• REQUIREMENTS
Extract all lines from the data beneath that include the word "JSON".

[A block of data]
(begin)

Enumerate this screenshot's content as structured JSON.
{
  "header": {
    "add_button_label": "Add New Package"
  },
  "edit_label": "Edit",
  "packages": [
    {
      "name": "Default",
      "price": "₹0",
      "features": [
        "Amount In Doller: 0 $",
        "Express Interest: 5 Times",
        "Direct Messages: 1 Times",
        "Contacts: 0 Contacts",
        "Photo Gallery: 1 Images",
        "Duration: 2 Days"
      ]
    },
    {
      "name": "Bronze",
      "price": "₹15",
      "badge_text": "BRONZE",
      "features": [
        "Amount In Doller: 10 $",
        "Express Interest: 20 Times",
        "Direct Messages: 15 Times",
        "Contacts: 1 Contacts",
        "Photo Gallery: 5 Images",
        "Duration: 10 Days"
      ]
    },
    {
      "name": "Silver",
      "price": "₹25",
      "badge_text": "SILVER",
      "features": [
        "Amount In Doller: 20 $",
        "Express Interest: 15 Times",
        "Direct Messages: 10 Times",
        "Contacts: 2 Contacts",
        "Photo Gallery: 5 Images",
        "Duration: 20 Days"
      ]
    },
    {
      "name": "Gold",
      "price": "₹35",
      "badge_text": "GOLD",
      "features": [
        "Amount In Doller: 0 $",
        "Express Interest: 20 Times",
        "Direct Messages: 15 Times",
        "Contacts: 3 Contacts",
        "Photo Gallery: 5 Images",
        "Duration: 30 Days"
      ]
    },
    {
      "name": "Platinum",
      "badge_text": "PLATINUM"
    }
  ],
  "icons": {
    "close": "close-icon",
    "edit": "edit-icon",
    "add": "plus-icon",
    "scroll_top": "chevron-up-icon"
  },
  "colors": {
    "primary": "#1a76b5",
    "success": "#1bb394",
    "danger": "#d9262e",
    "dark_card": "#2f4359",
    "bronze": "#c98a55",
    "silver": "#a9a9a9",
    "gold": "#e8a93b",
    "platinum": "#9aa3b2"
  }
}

(end)
(begin)

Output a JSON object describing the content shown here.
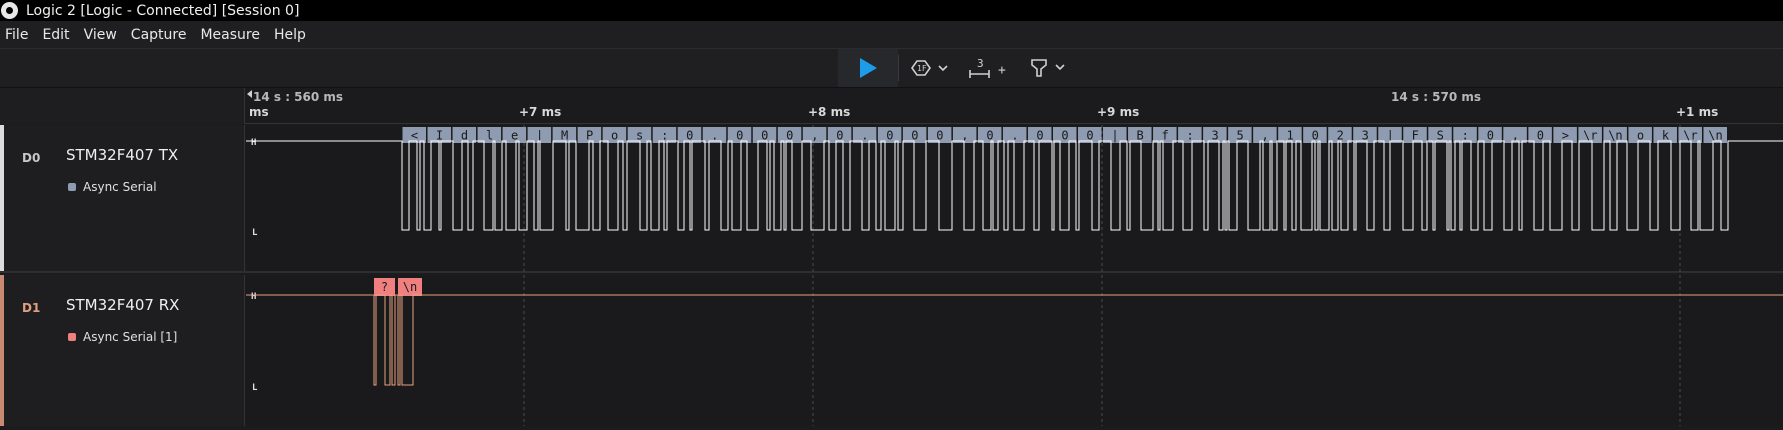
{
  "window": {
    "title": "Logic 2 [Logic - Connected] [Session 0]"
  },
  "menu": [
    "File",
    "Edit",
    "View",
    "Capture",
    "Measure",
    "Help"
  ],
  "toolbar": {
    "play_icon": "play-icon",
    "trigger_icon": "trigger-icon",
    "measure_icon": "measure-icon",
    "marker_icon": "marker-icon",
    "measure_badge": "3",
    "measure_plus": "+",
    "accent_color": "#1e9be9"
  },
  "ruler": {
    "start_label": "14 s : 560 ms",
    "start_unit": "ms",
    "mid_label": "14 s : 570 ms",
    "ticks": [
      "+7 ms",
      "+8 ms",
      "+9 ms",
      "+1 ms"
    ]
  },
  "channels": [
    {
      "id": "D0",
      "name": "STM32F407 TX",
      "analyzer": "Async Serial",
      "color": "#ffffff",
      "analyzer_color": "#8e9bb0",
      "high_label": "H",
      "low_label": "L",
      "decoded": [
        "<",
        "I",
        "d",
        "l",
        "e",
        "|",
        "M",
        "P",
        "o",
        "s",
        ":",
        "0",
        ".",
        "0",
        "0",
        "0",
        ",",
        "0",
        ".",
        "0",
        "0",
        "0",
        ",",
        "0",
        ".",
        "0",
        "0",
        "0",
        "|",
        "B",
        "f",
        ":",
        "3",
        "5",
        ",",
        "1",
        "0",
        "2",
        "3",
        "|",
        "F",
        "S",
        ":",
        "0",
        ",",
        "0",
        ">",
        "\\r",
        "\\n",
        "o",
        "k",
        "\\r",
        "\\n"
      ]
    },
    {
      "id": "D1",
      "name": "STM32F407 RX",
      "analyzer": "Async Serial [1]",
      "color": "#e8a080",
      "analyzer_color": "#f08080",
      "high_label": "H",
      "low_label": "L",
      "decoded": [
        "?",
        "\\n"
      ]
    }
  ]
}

(end)

• ANSWER IN FULL
Enumerate this screenshot's content as structured JSON.
Output a JSON object describing the content shown here.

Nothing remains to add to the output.